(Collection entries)

┏━━

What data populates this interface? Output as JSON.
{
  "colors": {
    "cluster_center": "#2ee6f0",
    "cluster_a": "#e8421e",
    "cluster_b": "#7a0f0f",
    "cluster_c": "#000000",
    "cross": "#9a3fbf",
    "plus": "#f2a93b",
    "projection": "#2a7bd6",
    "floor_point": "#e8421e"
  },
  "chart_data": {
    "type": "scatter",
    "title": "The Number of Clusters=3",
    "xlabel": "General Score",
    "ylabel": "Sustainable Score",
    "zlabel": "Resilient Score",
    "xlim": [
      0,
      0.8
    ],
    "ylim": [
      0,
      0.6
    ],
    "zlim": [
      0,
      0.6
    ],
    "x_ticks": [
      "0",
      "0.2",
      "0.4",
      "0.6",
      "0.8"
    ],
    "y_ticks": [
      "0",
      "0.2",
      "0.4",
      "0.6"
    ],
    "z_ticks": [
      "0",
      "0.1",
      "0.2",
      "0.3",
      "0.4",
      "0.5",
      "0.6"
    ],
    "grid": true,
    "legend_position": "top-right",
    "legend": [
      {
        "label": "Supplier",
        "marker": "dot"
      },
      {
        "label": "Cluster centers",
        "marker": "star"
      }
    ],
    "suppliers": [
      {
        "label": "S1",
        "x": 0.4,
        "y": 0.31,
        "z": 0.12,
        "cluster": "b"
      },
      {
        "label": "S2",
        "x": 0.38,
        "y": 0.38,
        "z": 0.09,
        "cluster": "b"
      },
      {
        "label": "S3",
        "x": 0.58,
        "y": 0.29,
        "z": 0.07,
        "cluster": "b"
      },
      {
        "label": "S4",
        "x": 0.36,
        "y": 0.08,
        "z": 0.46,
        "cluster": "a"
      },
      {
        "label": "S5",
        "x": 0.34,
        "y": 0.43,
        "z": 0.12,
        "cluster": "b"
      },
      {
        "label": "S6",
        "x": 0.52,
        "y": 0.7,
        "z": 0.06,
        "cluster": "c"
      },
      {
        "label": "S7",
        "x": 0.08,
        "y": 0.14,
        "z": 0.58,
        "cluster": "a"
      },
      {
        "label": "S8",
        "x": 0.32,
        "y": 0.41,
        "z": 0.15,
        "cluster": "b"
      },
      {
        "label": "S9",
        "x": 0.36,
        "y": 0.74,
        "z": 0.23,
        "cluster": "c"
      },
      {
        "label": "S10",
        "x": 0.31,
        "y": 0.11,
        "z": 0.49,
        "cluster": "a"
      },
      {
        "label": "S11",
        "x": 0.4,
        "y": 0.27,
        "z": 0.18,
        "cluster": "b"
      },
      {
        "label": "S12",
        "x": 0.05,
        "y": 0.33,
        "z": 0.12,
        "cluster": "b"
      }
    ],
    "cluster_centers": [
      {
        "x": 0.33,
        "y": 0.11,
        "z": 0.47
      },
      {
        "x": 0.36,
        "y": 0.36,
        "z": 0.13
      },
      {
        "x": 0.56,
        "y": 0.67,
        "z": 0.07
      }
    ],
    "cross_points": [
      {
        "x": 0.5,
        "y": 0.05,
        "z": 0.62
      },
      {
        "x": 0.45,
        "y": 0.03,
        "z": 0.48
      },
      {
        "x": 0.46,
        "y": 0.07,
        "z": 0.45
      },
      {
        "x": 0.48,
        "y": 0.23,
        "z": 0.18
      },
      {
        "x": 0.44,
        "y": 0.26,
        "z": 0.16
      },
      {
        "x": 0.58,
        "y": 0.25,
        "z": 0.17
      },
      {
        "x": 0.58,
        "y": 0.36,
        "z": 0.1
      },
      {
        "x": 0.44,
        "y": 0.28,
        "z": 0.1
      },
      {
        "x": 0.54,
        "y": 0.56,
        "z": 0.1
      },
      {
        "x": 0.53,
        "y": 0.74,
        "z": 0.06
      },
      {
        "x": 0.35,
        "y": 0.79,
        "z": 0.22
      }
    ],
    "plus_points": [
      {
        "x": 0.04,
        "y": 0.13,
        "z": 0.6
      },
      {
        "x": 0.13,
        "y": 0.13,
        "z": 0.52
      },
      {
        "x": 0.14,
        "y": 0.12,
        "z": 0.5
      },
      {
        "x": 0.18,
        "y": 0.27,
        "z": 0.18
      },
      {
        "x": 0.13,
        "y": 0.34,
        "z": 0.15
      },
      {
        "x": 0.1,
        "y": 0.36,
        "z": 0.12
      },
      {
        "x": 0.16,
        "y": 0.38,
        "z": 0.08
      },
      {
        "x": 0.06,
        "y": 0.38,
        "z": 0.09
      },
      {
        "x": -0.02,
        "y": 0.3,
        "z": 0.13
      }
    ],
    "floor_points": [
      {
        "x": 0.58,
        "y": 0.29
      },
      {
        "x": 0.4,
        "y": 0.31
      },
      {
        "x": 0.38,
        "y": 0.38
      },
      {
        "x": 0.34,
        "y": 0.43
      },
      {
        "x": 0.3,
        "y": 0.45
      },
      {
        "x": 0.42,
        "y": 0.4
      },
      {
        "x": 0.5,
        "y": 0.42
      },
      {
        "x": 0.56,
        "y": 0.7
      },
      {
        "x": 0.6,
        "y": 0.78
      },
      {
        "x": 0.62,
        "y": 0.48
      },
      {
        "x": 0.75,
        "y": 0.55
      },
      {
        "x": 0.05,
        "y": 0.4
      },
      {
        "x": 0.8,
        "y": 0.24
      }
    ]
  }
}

┗━━

▸ WHAT YOU ARE ASKED TO DO: Repeat every record exactly as written, please.

▸ EXERCISE OUTPUT:
What data populates this interface? Output as JSON.
{
  "colors": {
    "cluster_center": "#2ee6f0",
    "cluster_a": "#e8421e",
    "cluster_b": "#7a0f0f",
    "cluster_c": "#000000",
    "cross": "#9a3fbf",
    "plus": "#f2a93b",
    "projection": "#2a7bd6",
    "floor_point": "#e8421e"
  },
  "chart_data": {
    "type": "scatter",
    "title": "The Number of Clusters=3",
    "xlabel": "General Score",
    "ylabel": "Sustainable Score",
    "zlabel": "Resilient Score",
    "xlim": [
      0,
      0.8
    ],
    "ylim": [
      0,
      0.6
    ],
    "zlim": [
      0,
      0.6
    ],
    "x_ticks": [
      "0",
      "0.2",
      "0.4",
      "0.6",
      "0.8"
    ],
    "y_ticks": [
      "0",
      "0.2",
      "0.4",
      "0.6"
    ],
    "z_ticks": [
      "0",
      "0.1",
      "0.2",
      "0.3",
      "0.4",
      "0.5",
      "0.6"
    ],
    "grid": true,
    "legend_position": "top-right",
    "legend": [
      {
        "label": "Supplier",
        "marker": "dot"
      },
      {
        "label": "Cluster centers",
        "marker": "star"
      }
    ],
    "suppliers": [
      {
        "label": "S1",
        "x": 0.4,
        "y": 0.31,
        "z": 0.12,
        "cluster": "b"
      },
      {
        "label": "S2",
        "x": 0.38,
        "y": 0.38,
        "z": 0.09,
        "cluster": "b"
      },
      {
        "label": "S3",
        "x": 0.58,
        "y": 0.29,
        "z": 0.07,
        "cluster": "b"
      },
      {
        "label": "S4",
        "x": 0.36,
        "y": 0.08,
        "z": 0.46,
        "cluster": "a"
      },
      {
        "label": "S5",
        "x": 0.34,
        "y": 0.43,
        "z": 0.12,
        "cluster": "b"
      },
      {
        "label": "S6",
        "x": 0.52,
        "y": 0.7,
        "z": 0.06,
        "cluster": "c"
      },
      {
        "label": "S7",
        "x": 0.08,
        "y": 0.14,
        "z": 0.58,
        "cluster": "a"
      },
      {
        "label": "S8",
        "x": 0.32,
        "y": 0.41,
        "z": 0.15,
        "cluster": "b"
      },
      {
        "label": "S9",
        "x": 0.36,
        "y": 0.74,
        "z": 0.23,
        "cluster": "c"
      },
      {
        "label": "S10",
        "x": 0.31,
        "y": 0.11,
        "z": 0.49,
        "cluster": "a"
      },
      {
        "label": "S11",
        "x": 0.4,
        "y": 0.27,
        "z": 0.18,
        "cluster": "b"
      },
      {
        "label": "S12",
        "x": 0.05,
        "y": 0.33,
        "z": 0.12,
        "cluster": "b"
      }
    ],
    "cluster_centers": [
      {
        "x": 0.33,
        "y": 0.11,
        "z": 0.47
      },
      {
        "x": 0.36,
        "y": 0.36,
        "z": 0.13
      },
      {
        "x": 0.56,
        "y": 0.67,
        "z": 0.07
      }
    ],
    "cross_points": [
      {
        "x": 0.5,
        "y": 0.05,
        "z": 0.62
      },
      {
        "x": 0.45,
        "y": 0.03,
        "z": 0.48
      },
      {
        "x": 0.46,
        "y": 0.07,
        "z": 0.45
      },
      {
        "x": 0.48,
        "y": 0.23,
        "z": 0.18
      },
      {
        "x": 0.44,
        "y": 0.26,
        "z": 0.16
      },
      {
        "x": 0.58,
        "y": 0.25,
        "z": 0.17
      },
      {
        "x": 0.58,
        "y": 0.36,
        "z": 0.1
      },
      {
        "x": 0.44,
        "y": 0.28,
        "z": 0.1
      },
      {
        "x": 0.54,
        "y": 0.56,
        "z": 0.1
      },
      {
        "x": 0.53,
        "y": 0.74,
        "z": 0.06
      },
      {
        "x": 0.35,
        "y": 0.79,
        "z": 0.22
      }
    ],
    "plus_points": [
      {
        "x": 0.04,
        "y": 0.13,
        "z": 0.6
      },
      {
        "x": 0.13,
        "y": 0.13,
        "z": 0.52
      },
      {
        "x": 0.14,
        "y": 0.12,
        "z": 0.5
      },
      {
        "x": 0.18,
        "y": 0.27,
        "z": 0.18
      },
      {
        "x": 0.13,
        "y": 0.34,
        "z": 0.15
      },
      {
        "x": 0.1,
        "y": 0.36,
        "z": 0.12
      },
      {
        "x": 0.16,
        "y": 0.38,
        "z": 0.08
      },
      {
        "x": 0.06,
        "y": 0.38,
        "z": 0.09
      },
      {
        "x": -0.02,
        "y": 0.3,
        "z": 0.13
      }
    ],
    "floor_points": [
      {
        "x": 0.58,
        "y": 0.29
      },
      {
        "x": 0.4,
        "y": 0.31
      },
      {
        "x": 0.38,
        "y": 0.38
      },
      {
        "x": 0.34,
        "y": 0.43
      },
      {
        "x": 0.3,
        "y": 0.45
      },
      {
        "x": 0.42,
        "y": 0.4
      },
      {
        "x": 0.5,
        "y": 0.42
      },
      {
        "x": 0.56,
        "y": 0.7
      },
      {
        "x": 0.6,
        "y": 0.78
      },
      {
        "x": 0.62,
        "y": 0.48
      },
      {
        "x": 0.75,
        "y": 0.55
      },
      {
        "x": 0.05,
        "y": 0.4
      },
      {
        "x": 0.8,
        "y": 0.24
      }
    ]
  }
}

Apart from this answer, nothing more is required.